> **Listed records**:
^^^^^^^^^^^^^^^^
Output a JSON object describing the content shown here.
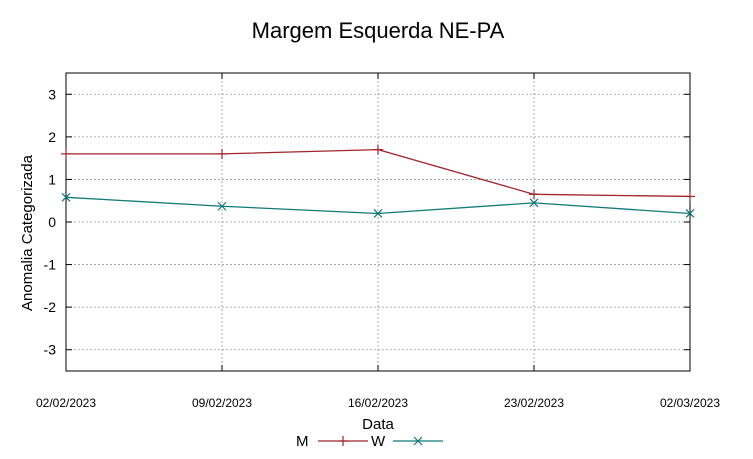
{
  "chart_data": {
    "type": "line",
    "title": "Margem Esquerda NE-PA",
    "xlabel": "Data",
    "ylabel": "Anomalia Categorizada",
    "categories": [
      "02/02/2023",
      "09/02/2023",
      "16/02/2023",
      "23/02/2023",
      "02/03/2023"
    ],
    "ylim": [
      -3.5,
      3.5
    ],
    "yticks": [
      "3",
      "2",
      "1",
      "0",
      "-1",
      "-2",
      "-3"
    ],
    "ytick_values": [
      3,
      2,
      1,
      0,
      -1,
      -2,
      -3
    ],
    "grid": true,
    "legend_position": "bottom-center",
    "series": [
      {
        "name": "M",
        "values": [
          1.6,
          1.6,
          1.7,
          0.65,
          0.6
        ],
        "color": "#a0242a",
        "marker": "plus"
      },
      {
        "name": "W",
        "values": [
          0.58,
          0.37,
          0.2,
          0.45,
          0.2
        ],
        "color": "#127a7a",
        "marker": "x"
      }
    ]
  }
}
^^^^^^^^^^^^^^^^
> **Work required**: Print the complete listing exactly as it stands, without its pictures.

> **Finished exercise**:
Output a JSON object describing the content shown here.
{
  "chart_data": {
    "type": "line",
    "title": "Margem Esquerda NE-PA",
    "xlabel": "Data",
    "ylabel": "Anomalia Categorizada",
    "categories": [
      "02/02/2023",
      "09/02/2023",
      "16/02/2023",
      "23/02/2023",
      "02/03/2023"
    ],
    "ylim": [
      -3.5,
      3.5
    ],
    "yticks": [
      "3",
      "2",
      "1",
      "0",
      "-1",
      "-2",
      "-3"
    ],
    "ytick_values": [
      3,
      2,
      1,
      0,
      -1,
      -2,
      -3
    ],
    "grid": true,
    "legend_position": "bottom-center",
    "series": [
      {
        "name": "M",
        "values": [
          1.6,
          1.6,
          1.7,
          0.65,
          0.6
        ],
        "color": "#a0242a",
        "marker": "plus"
      },
      {
        "name": "W",
        "values": [
          0.58,
          0.37,
          0.2,
          0.45,
          0.2
        ],
        "color": "#127a7a",
        "marker": "x"
      }
    ]
  }
}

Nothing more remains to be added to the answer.